* **Text**
......
OpenJurist

989 F2d 583 United States v. Rodriguez D

989 F.2d 583

UNITED STATES of America, Appellee,
v.
Juan RODRIGUEZ, Defendant-Appellant,
Zenon D. Rodriguez, Defendant.

No. 863, Docket 91-1415.

United States Court of Appeals,
Second Circuit.

Submitted Feb. 1, 1993.
Decided March 22, 1993.

John M. Apicella, Brooklyn, NY, for defendant-appellant.

Mary Jo White, U.S. Atty., Susan Corkery, Seth L. Marvin, Asst. U.S. Attys., E.D.N.Y., Brooklyn, NY, for appellee.

Before: MESKILL, Chief Judge, FEINBERG and JACOBS, Circuit Judges.

MESKILL, Chief Judge:

1

This is an appeal from a sentence entered on a judgment of the United States District Court for the Eastern District of New York, Glasser, J., convicting defendant-appellant Juan Rodriguez (Rodriguez), upon his plea of guilty, of manufacturing counterfeit United States currency, in violation of 18 U.S.C. §§ 471, 2 and 3551 et seq. Rodriguez seeks resentencing claiming that (1) the United States Sentencing Guidelines (Guidelines) offense level used in calculating his sentence was erroneous because it was based on an amount of counterfeit currency which included both passable and unusable "washed" counterfeit currency seized from his apartment, and (2) he is entitled to the benefit of an amendment to the Guidelines that became effective subsequent to his sentencing, which allows a three level decrease for acceptance of responsibility.

BACKGROUND

2

On February 6, 1990, appellant's brother, Zenon Rodriguez (Zenon), was arrested as he attempted to sell approximately $125,000 in counterfeit United States currency to undercover agents. That evening, based on information provided by Zenon and pursuant to an oral search warrant, agents searched an apartment in Queens, New York leased by Rodriguez. The search resulted in the recovery of a massive amount of counterfeit currency including, as summarized in the police inventory, "[a]pproximately 3 1/2 million dollars in assorted counte[r]feit U.S. Currency" and "twenty-two ... large garbage bags of washed counterfeit currency (estimated $15 million dollars)." The "washed" counterfeit currency had been washed in a clothes washing machine after production. In his brief, Rodriguez asserts that the washed counterfeit was unusable "garbage" that was merely awaiting destruction. Also recovered in the search were a plate maker, a printing press, photographic equipment, paper cutters, aluminum offset and litho plates, inks, film development trays, two safes and a .38 caliber handgun.
......
* **What is required**
Summarize the opinion on Juan Rodriguez's appeal in two sentences. The listing after this opinion is not needed for the work.

* **Data extract**
......
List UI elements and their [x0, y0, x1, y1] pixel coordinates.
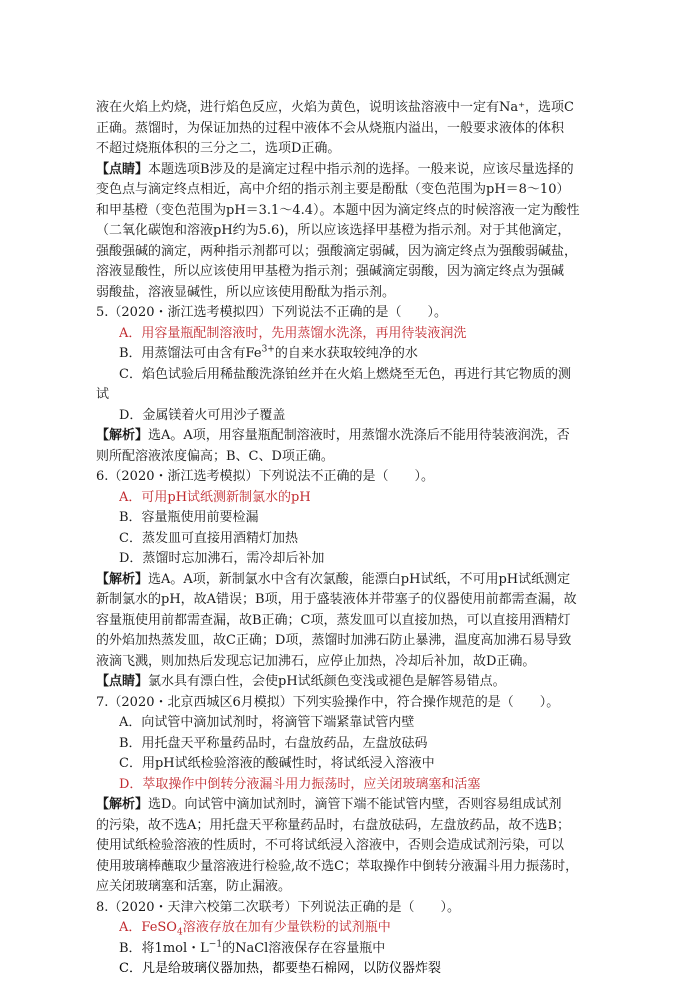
......
* **Output below**
Juan Rodriguez appeals his sentence for manufacturing counterfeit United States currency and seeks resentencing. He argues that his offense level wrongly counted both passable and unusable "washed" counterfeit currency seized from his apartment, and that he should benefit from a later Guidelines amendment allowing a three level decrease for acceptance of responsibility.